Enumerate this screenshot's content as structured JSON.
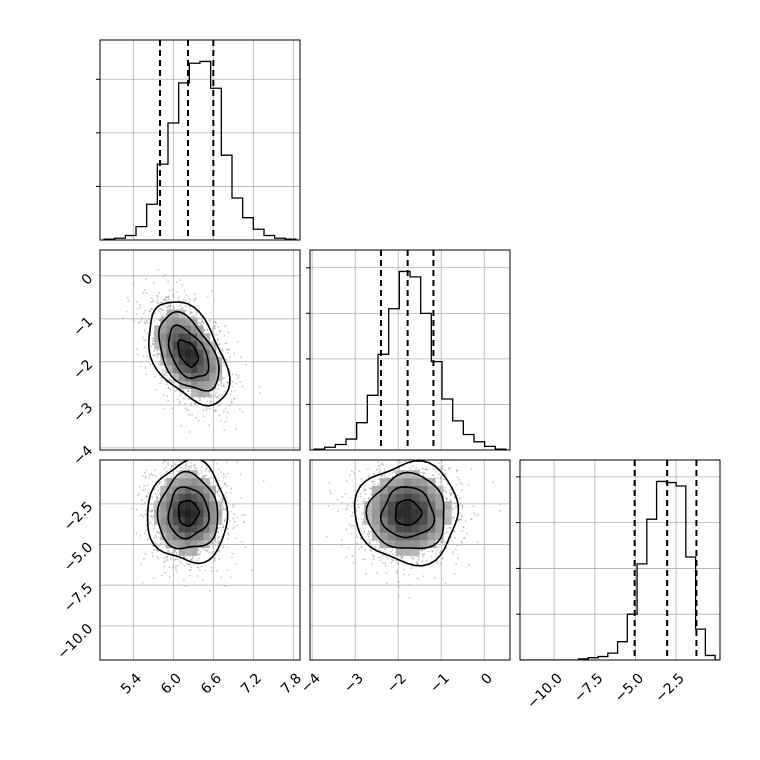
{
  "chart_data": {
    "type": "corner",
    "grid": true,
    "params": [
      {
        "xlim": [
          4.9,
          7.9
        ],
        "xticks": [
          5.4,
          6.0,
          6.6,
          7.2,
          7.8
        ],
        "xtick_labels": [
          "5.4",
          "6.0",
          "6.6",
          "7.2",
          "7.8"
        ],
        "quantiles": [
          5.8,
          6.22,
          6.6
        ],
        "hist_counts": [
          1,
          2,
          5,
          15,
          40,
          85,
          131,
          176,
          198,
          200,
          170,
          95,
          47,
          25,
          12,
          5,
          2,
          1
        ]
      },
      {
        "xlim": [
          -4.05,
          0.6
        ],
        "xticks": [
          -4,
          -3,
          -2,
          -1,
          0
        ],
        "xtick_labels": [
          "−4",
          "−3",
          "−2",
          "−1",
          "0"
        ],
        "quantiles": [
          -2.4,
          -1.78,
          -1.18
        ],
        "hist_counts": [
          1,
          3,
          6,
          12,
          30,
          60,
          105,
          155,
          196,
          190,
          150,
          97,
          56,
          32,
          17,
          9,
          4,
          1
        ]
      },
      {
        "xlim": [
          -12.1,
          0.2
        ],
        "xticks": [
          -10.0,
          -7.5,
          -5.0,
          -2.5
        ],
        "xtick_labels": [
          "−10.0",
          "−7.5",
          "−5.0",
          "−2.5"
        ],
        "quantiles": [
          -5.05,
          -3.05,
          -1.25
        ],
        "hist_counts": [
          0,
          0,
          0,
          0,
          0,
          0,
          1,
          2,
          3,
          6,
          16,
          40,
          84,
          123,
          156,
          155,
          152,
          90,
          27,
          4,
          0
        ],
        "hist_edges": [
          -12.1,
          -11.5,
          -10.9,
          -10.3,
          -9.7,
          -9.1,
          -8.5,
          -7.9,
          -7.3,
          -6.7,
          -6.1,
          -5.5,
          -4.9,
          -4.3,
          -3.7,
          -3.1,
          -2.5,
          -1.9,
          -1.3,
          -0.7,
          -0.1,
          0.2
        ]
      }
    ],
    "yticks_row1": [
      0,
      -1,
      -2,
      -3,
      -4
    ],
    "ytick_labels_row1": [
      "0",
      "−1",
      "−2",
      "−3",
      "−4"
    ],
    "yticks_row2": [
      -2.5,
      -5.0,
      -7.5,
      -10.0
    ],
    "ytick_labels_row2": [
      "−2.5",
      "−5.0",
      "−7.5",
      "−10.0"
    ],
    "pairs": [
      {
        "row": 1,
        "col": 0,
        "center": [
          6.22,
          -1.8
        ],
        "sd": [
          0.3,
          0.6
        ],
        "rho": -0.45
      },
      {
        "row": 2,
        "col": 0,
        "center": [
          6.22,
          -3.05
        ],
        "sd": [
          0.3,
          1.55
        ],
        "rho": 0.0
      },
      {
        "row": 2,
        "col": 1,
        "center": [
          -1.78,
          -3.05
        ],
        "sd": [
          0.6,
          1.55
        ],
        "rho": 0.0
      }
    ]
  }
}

━━━━

### [GIVEN TASK]
All of the data above should be quoted exactly, except for the pictures.

### [FINAL ANSWER]
Enumerate this screenshot's content as structured JSON.
{
  "chart_data": {
    "type": "corner",
    "grid": true,
    "params": [
      {
        "xlim": [
          4.9,
          7.9
        ],
        "xticks": [
          5.4,
          6.0,
          6.6,
          7.2,
          7.8
        ],
        "xtick_labels": [
          "5.4",
          "6.0",
          "6.6",
          "7.2",
          "7.8"
        ],
        "quantiles": [
          5.8,
          6.22,
          6.6
        ],
        "hist_counts": [
          1,
          2,
          5,
          15,
          40,
          85,
          131,
          176,
          198,
          200,
          170,
          95,
          47,
          25,
          12,
          5,
          2,
          1
        ]
      },
      {
        "xlim": [
          -4.05,
          0.6
        ],
        "xticks": [
          -4,
          -3,
          -2,
          -1,
          0
        ],
        "xtick_labels": [
          "−4",
          "−3",
          "−2",
          "−1",
          "0"
        ],
        "quantiles": [
          -2.4,
          -1.78,
          -1.18
        ],
        "hist_counts": [
          1,
          3,
          6,
          12,
          30,
          60,
          105,
          155,
          196,
          190,
          150,
          97,
          56,
          32,
          17,
          9,
          4,
          1
        ]
      },
      {
        "xlim": [
          -12.1,
          0.2
        ],
        "xticks": [
          -10.0,
          -7.5,
          -5.0,
          -2.5
        ],
        "xtick_labels": [
          "−10.0",
          "−7.5",
          "−5.0",
          "−2.5"
        ],
        "quantiles": [
          -5.05,
          -3.05,
          -1.25
        ],
        "hist_counts": [
          0,
          0,
          0,
          0,
          0,
          0,
          1,
          2,
          3,
          6,
          16,
          40,
          84,
          123,
          156,
          155,
          152,
          90,
          27,
          4,
          0
        ],
        "hist_edges": [
          -12.1,
          -11.5,
          -10.9,
          -10.3,
          -9.7,
          -9.1,
          -8.5,
          -7.9,
          -7.3,
          -6.7,
          -6.1,
          -5.5,
          -4.9,
          -4.3,
          -3.7,
          -3.1,
          -2.5,
          -1.9,
          -1.3,
          -0.7,
          -0.1,
          0.2
        ]
      }
    ],
    "yticks_row1": [
      0,
      -1,
      -2,
      -3,
      -4
    ],
    "ytick_labels_row1": [
      "0",
      "−1",
      "−2",
      "−3",
      "−4"
    ],
    "yticks_row2": [
      -2.5,
      -5.0,
      -7.5,
      -10.0
    ],
    "ytick_labels_row2": [
      "−2.5",
      "−5.0",
      "−7.5",
      "−10.0"
    ],
    "pairs": [
      {
        "row": 1,
        "col": 0,
        "center": [
          6.22,
          -1.8
        ],
        "sd": [
          0.3,
          0.6
        ],
        "rho": -0.45
      },
      {
        "row": 2,
        "col": 0,
        "center": [
          6.22,
          -3.05
        ],
        "sd": [
          0.3,
          1.55
        ],
        "rho": 0.0
      },
      {
        "row": 2,
        "col": 1,
        "center": [
          -1.78,
          -3.05
        ],
        "sd": [
          0.6,
          1.55
        ],
        "rho": 0.0
      }
    ]
  }
}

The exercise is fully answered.